**Task directions**
Lines containing the word "this" are the ones to copy from the records below.

**Dataset rows**
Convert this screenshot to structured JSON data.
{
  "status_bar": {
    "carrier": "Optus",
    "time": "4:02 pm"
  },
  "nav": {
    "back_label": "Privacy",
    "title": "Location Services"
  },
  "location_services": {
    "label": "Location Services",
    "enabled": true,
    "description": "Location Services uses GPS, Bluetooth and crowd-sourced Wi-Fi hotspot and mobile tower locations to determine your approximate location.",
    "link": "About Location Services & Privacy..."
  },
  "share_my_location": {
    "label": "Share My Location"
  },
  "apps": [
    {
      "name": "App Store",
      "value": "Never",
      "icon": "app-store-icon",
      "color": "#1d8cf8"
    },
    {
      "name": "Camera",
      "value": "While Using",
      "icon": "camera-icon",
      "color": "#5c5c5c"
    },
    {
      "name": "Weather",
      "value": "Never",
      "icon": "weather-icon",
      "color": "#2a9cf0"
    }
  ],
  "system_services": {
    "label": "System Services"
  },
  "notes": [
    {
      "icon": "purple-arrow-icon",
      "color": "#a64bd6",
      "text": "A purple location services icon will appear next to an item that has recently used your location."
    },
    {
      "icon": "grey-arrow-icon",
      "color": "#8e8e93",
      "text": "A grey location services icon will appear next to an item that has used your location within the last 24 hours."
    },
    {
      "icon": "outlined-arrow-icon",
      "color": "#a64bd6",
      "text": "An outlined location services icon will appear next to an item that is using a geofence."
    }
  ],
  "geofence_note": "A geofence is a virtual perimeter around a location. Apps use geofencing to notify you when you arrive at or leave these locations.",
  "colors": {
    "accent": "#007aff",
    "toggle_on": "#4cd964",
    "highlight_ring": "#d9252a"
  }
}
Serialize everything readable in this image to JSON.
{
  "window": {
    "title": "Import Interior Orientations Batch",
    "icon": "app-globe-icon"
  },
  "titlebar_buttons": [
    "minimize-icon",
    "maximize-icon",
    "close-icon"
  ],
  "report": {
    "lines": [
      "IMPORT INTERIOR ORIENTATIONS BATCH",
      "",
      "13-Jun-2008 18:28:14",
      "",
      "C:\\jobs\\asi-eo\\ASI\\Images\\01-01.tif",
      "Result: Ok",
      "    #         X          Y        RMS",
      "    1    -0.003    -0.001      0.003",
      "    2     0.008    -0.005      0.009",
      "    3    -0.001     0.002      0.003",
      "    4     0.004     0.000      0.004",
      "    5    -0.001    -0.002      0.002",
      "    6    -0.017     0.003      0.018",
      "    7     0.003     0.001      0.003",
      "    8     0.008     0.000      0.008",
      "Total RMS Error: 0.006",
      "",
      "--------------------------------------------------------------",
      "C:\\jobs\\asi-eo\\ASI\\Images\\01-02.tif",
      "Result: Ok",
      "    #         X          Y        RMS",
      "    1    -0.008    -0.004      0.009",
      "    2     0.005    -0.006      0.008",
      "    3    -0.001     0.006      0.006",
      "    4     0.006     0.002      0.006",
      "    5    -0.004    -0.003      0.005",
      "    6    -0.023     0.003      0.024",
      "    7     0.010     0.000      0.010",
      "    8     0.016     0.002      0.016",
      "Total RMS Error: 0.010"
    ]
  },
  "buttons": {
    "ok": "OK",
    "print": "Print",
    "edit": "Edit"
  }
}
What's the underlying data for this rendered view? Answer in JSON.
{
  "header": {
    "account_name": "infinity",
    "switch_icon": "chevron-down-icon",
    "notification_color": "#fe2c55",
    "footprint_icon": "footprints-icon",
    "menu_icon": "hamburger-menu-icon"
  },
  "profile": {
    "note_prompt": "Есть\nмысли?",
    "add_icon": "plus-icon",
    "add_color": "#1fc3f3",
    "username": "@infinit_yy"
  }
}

**Answer below**
Convert this screenshot to structured JSON data.
Serialize everything readable in this image to JSON.
What's the underlying data for this rendered view? Answer in JSON.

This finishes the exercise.